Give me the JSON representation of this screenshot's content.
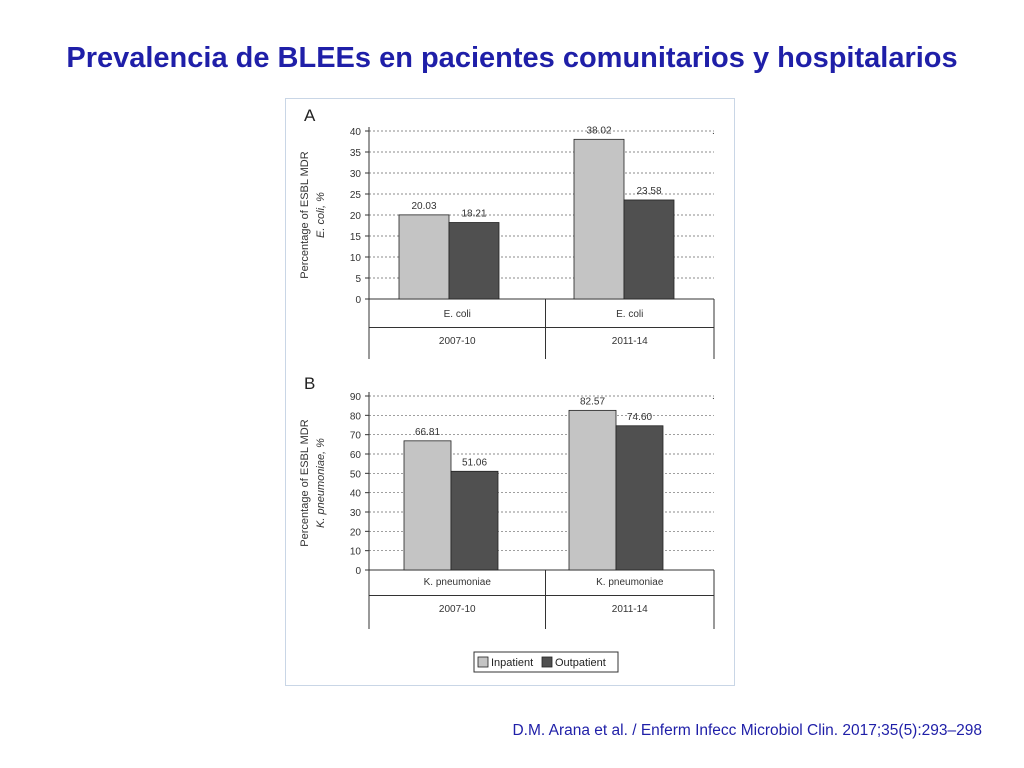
{
  "slide": {
    "title": "Prevalencia de BLEEs en pacientes comunitarios y hospitalarios",
    "citation": "D.M. Arana et al. / Enferm Infecc Microbiol Clin. 2017;35(5):293–298"
  },
  "colors": {
    "inpatient": "#c4c4c4",
    "outpatient": "#505050",
    "title": "#1f1fa8"
  },
  "chart_data": [
    {
      "type": "bar",
      "panel_label": "A",
      "ylabel": "Percentage of ESBL MDR",
      "ylabel2": "E. coli, %",
      "ylim": [
        0,
        40
      ],
      "yticks": [
        0,
        5,
        10,
        15,
        20,
        25,
        30,
        35,
        40
      ],
      "grid": true,
      "groups": [
        {
          "category": "E. coli",
          "period": "2007-10",
          "values": [
            20.03,
            18.21
          ],
          "labels": [
            "20.03",
            "18.21"
          ]
        },
        {
          "category": "E. coli",
          "period": "2011-14",
          "values": [
            38.02,
            23.58
          ],
          "labels": [
            "38.02",
            "23.58"
          ]
        }
      ],
      "series": [
        {
          "name": "Inpatient"
        },
        {
          "name": "Outpatient"
        }
      ]
    },
    {
      "type": "bar",
      "panel_label": "B",
      "ylabel": "Percentage of ESBL MDR",
      "ylabel2": "K. pneumoniae, %",
      "ylim": [
        0,
        90
      ],
      "yticks": [
        0,
        10,
        20,
        30,
        40,
        50,
        60,
        70,
        80,
        90
      ],
      "grid": true,
      "groups": [
        {
          "category": "K. pneumoniae",
          "period": "2007-10",
          "values": [
            66.81,
            51.06
          ],
          "labels": [
            "66.81",
            "51.06"
          ]
        },
        {
          "category": "K. pneumoniae",
          "period": "2011-14",
          "values": [
            82.57,
            74.6
          ],
          "labels": [
            "82.57",
            "74.60"
          ]
        }
      ],
      "series": [
        {
          "name": "Inpatient"
        },
        {
          "name": "Outpatient"
        }
      ]
    }
  ],
  "legend": {
    "items": [
      "Inpatient",
      "Outpatient"
    ],
    "position": "bottom"
  }
}
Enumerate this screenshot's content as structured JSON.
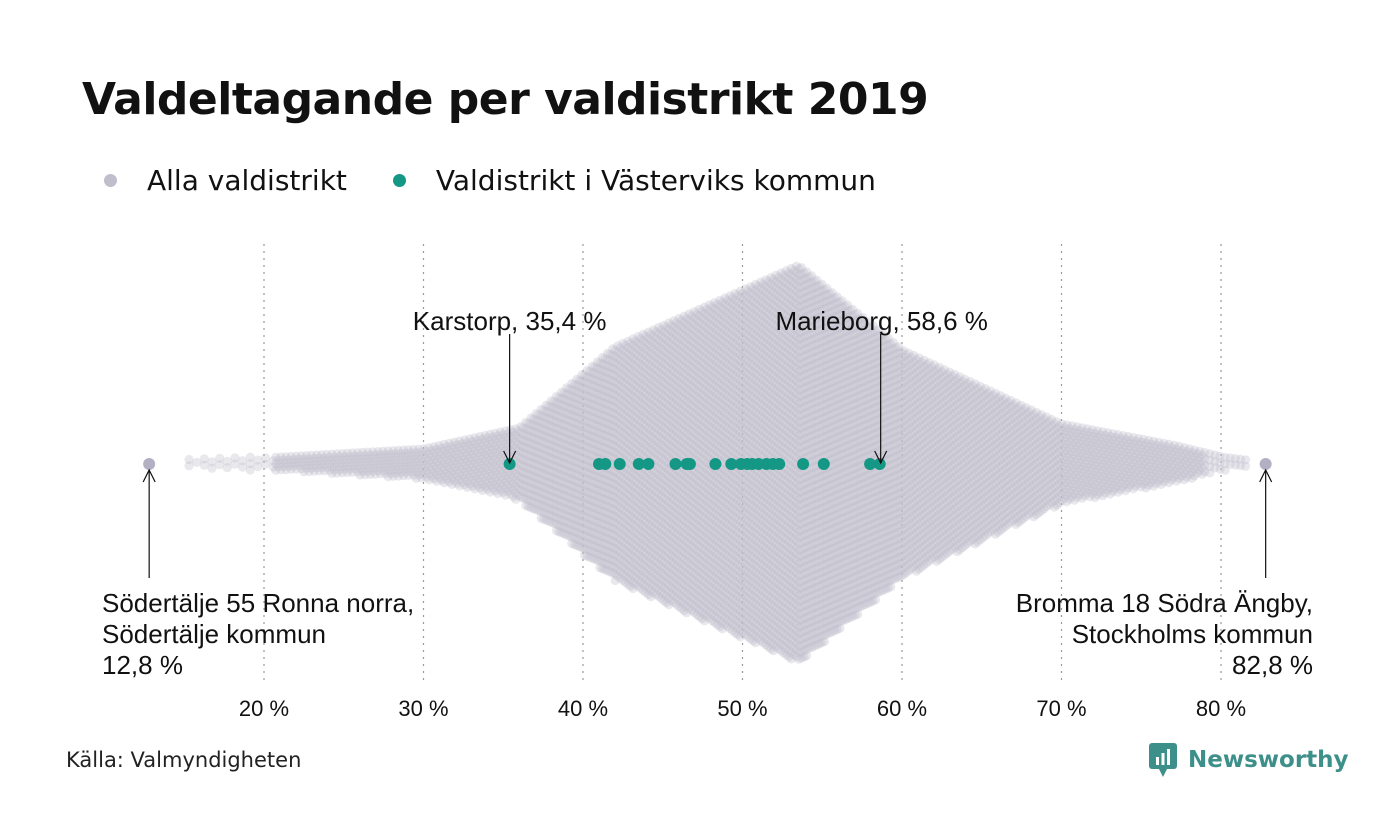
{
  "title": "Valdeltagande per valdistrikt 2019",
  "legend": [
    {
      "label": "Alla valdistrikt",
      "color": "#c0bdcc"
    },
    {
      "label": "Valdistrikt i Västerviks kommun",
      "color": "#159785"
    }
  ],
  "source": "Källa: Valmyndigheten",
  "brand": {
    "name": "Newsworthy",
    "icon": "newsworthy-logo-icon",
    "color": "#3d8f8a"
  },
  "chart_data": {
    "type": "scatter",
    "subtype": "beeswarm",
    "title": "Valdeltagande per valdistrikt 2019",
    "xlabel": "",
    "ylabel": "",
    "xlim": [
      12.8,
      82.8
    ],
    "x_ticks": [
      20,
      30,
      40,
      50,
      60,
      70,
      80
    ],
    "x_tick_labels": [
      "20 %",
      "30 %",
      "40 %",
      "50 %",
      "60 %",
      "70 %",
      "80 %"
    ],
    "grid": "vertical dotted",
    "legend_position": "top-left",
    "series": [
      {
        "name": "Alla valdistrikt",
        "color": "#c0bdcc",
        "distribution_note": "dense swarm, peak around 53.5 %, min 12.8, max 82.8",
        "x_min": 12.8,
        "x_max": 82.8,
        "x_peak": 53.5
      },
      {
        "name": "Valdistrikt i Västerviks kommun",
        "color": "#159785",
        "x": [
          35.4,
          41.0,
          41.4,
          42.3,
          43.5,
          44.1,
          45.8,
          46.5,
          46.7,
          48.3,
          49.3,
          49.9,
          50.3,
          50.6,
          51.0,
          51.5,
          51.9,
          52.3,
          53.8,
          55.1,
          58.0,
          58.6
        ]
      }
    ],
    "annotations": [
      {
        "text": "Karstorp, 35,4 %",
        "x": 35.4
      },
      {
        "text": "Marieborg, 58,6 %",
        "x": 58.6
      },
      {
        "lines": [
          "Södertälje 55 Ronna norra,",
          "Södertälje kommun",
          "12,8 %"
        ],
        "x": 12.8
      },
      {
        "lines": [
          "Bromma 18 Södra Ängby,",
          "Stockholms kommun",
          "82,8 %"
        ],
        "x": 82.8
      }
    ]
  }
}
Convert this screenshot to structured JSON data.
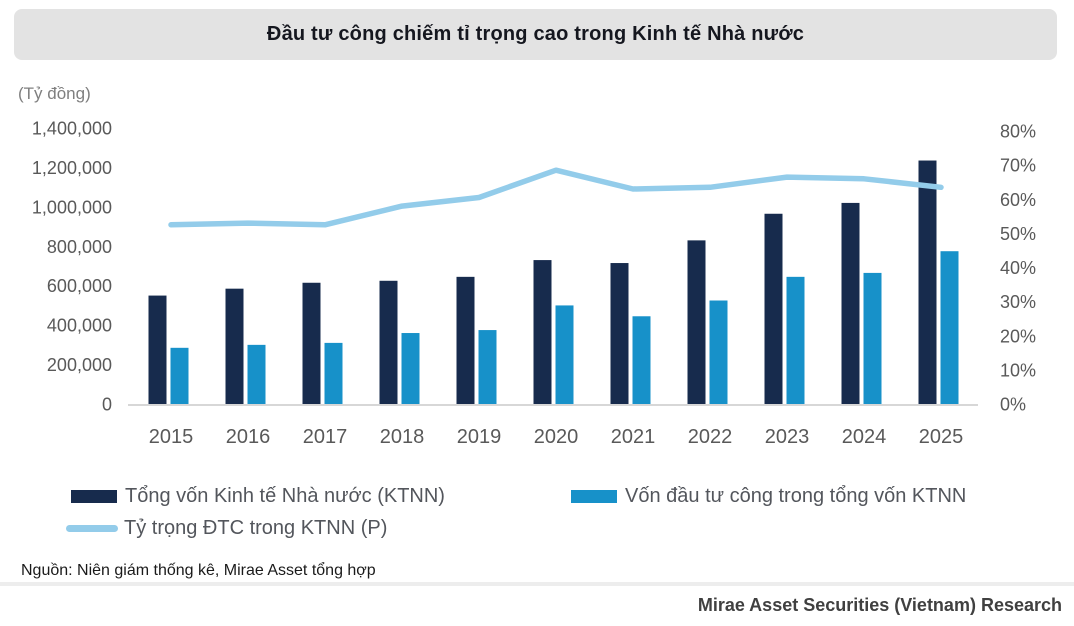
{
  "title": "Đầu tư công chiếm tỉ trọng cao trong Kinh tế Nhà nước",
  "source_note": "Nguồn: Niên giám thống kê, Mirae Asset tổng hợp",
  "footer": "Mirae Asset Securities (Vietnam) Research",
  "colors": {
    "title_bg": "#E3E3E3",
    "bar_dark": "#172B4D",
    "bar_blue": "#1791C9",
    "line_light_blue": "#93CCEA",
    "axis_text": "#595959",
    "unit_text": "#7F7F7F",
    "legend_text": "#53565C",
    "baseline": "#D7D7D7"
  },
  "chart_data": {
    "type": "bar",
    "subtype": "grouped bars with secondary-axis line",
    "title": "Đầu tư công chiếm tỉ trọng cao trong Kinh tế Nhà nước",
    "unit_label": "(Tỷ đồng)",
    "categories": [
      "2015",
      "2016",
      "2017",
      "2018",
      "2019",
      "2020",
      "2021",
      "2022",
      "2023",
      "2024",
      "2025"
    ],
    "series": [
      {
        "name": "Tổng vốn Kinh tế Nhà nước (KTNN)",
        "type": "bar",
        "axis": "left",
        "color_key": "bar_dark",
        "values": [
          550000,
          585000,
          615000,
          625000,
          645000,
          730000,
          715000,
          830000,
          965000,
          1020000,
          1235000
        ]
      },
      {
        "name": "Vốn đầu tư công trong tổng vốn KTNN",
        "type": "bar",
        "axis": "left",
        "color_key": "bar_blue",
        "values": [
          285000,
          300000,
          310000,
          360000,
          375000,
          500000,
          445000,
          525000,
          645000,
          665000,
          775000
        ]
      },
      {
        "name": "Tỷ trọng ĐTC trong KTNN (P)",
        "type": "line",
        "axis": "right",
        "color_key": "line_light_blue",
        "values": [
          52.5,
          53,
          52.5,
          58,
          60.5,
          68.5,
          63,
          63.5,
          66.5,
          66,
          63.5
        ]
      }
    ],
    "left_axis": {
      "label": "(Tỷ đồng)",
      "min": 0,
      "max": 1400000,
      "step": 200000,
      "tick_format": "thousands-comma"
    },
    "right_axis": {
      "min": 0,
      "max": 80,
      "step": 10,
      "suffix": "%"
    },
    "grid": false,
    "legend_position": "bottom"
  },
  "legend": {
    "items": [
      {
        "label": "Tổng vốn Kinh tế Nhà nước (KTNN)",
        "swatch": "bar_dark",
        "swatch_type": "bar"
      },
      {
        "label": "Vốn đầu tư công trong tổng vốn KTNN",
        "swatch": "bar_blue",
        "swatch_type": "bar"
      },
      {
        "label": "Tỷ trọng ĐTC trong KTNN (P)",
        "swatch": "line_light_blue",
        "swatch_type": "line"
      }
    ]
  }
}
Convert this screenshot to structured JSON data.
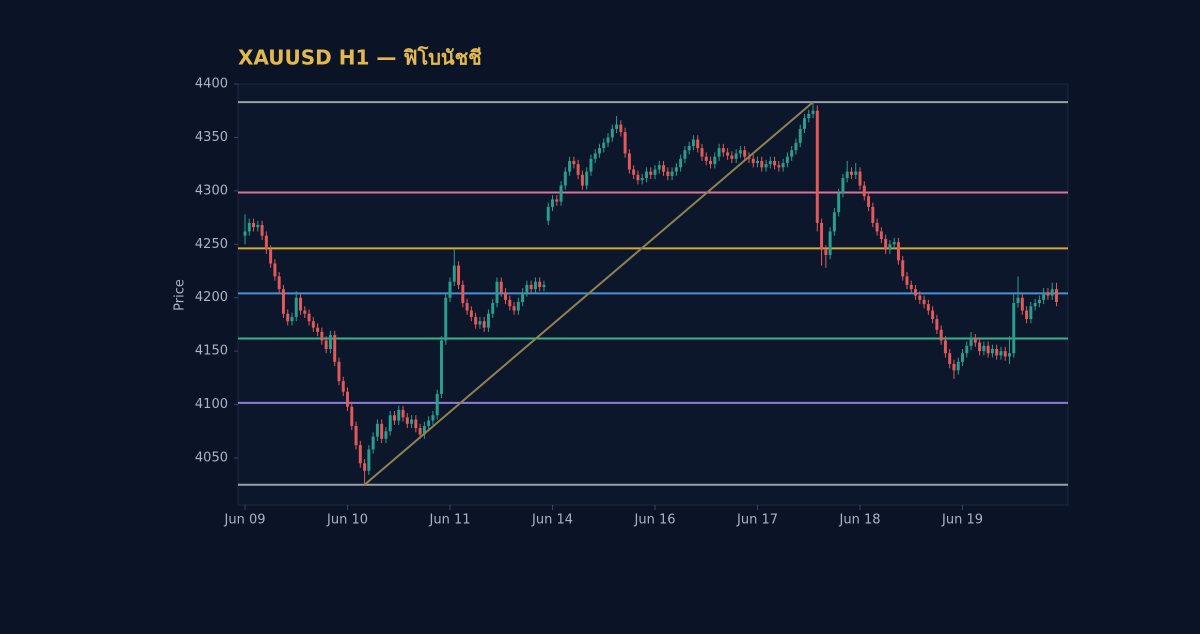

- **Your instructions**:
Lines holding the word "Kinh" in the entries above are the ones to pull out. Copy them all.

- **Answer to the exercise**:
  "title": "Đầu tư công chiếm tỉ trọng cao trong Kinh tế Nhà nước",
    "title": "Đầu tư công chiếm tỉ trọng cao trong Kinh tế Nhà nước",
        "name": "Tổng vốn Kinh tế Nhà nước (KTNN)",
        "label": "Tổng vốn Kinh tế Nhà nước (KTNN)",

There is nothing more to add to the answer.